[Dataset rows about figures]
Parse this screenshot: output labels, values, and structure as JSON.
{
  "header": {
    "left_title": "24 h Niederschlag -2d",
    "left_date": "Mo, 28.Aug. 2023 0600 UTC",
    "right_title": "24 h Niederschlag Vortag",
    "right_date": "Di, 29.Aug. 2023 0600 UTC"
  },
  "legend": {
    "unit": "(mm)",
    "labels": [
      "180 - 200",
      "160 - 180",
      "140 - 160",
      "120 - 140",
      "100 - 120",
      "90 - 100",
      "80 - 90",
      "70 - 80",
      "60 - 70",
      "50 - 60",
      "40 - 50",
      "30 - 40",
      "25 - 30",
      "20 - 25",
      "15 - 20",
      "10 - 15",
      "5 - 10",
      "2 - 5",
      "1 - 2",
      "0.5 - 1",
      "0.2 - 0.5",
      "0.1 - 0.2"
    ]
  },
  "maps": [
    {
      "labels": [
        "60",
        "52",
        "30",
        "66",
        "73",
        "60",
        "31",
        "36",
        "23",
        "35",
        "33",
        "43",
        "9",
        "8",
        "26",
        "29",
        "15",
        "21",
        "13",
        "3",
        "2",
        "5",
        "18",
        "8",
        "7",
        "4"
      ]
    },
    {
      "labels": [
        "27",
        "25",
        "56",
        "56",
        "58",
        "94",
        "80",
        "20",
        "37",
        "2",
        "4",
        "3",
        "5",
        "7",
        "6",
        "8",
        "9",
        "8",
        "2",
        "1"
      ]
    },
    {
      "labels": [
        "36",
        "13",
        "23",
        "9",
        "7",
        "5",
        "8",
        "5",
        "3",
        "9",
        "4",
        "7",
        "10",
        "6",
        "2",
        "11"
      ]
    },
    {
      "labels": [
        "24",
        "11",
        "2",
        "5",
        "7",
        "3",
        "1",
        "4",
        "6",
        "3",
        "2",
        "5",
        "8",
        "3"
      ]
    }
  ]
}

■ **Work required**
Your task is to output the full set of records exactly as presented.

■ **The response**
Parse this screenshot: output labels, values, and structure as JSON.
{
  "header": {
    "left_title": "24 h Niederschlag -2d",
    "left_date": "Mo, 28.Aug. 2023 0600 UTC",
    "right_title": "24 h Niederschlag Vortag",
    "right_date": "Di, 29.Aug. 2023 0600 UTC"
  },
  "legend": {
    "unit": "(mm)",
    "labels": [
      "180 - 200",
      "160 - 180",
      "140 - 160",
      "120 - 140",
      "100 - 120",
      "90 - 100",
      "80 - 90",
      "70 - 80",
      "60 - 70",
      "50 - 60",
      "40 - 50",
      "30 - 40",
      "25 - 30",
      "20 - 25",
      "15 - 20",
      "10 - 15",
      "5 - 10",
      "2 - 5",
      "1 - 2",
      "0.5 - 1",
      "0.2 - 0.5",
      "0.1 - 0.2"
    ]
  },
  "maps": [
    {
      "labels": [
        "60",
        "52",
        "30",
        "66",
        "73",
        "60",
        "31",
        "36",
        "23",
        "35",
        "33",
        "43",
        "9",
        "8",
        "26",
        "29",
        "15",
        "21",
        "13",
        "3",
        "2",
        "5",
        "18",
        "8",
        "7",
        "4"
      ]
    },
    {
      "labels": [
        "27",
        "25",
        "56",
        "56",
        "58",
        "94",
        "80",
        "20",
        "37",
        "2",
        "4",
        "3",
        "5",
        "7",
        "6",
        "8",
        "9",
        "8",
        "2",
        "1"
      ]
    },
    {
      "labels": [
        "36",
        "13",
        "23",
        "9",
        "7",
        "5",
        "8",
        "5",
        "3",
        "9",
        "4",
        "7",
        "10",
        "6",
        "2",
        "11"
      ]
    },
    {
      "labels": [
        "24",
        "11",
        "2",
        "5",
        "7",
        "3",
        "1",
        "4",
        "6",
        "3",
        "2",
        "5",
        "8",
        "3"
      ]
    }
  ]
}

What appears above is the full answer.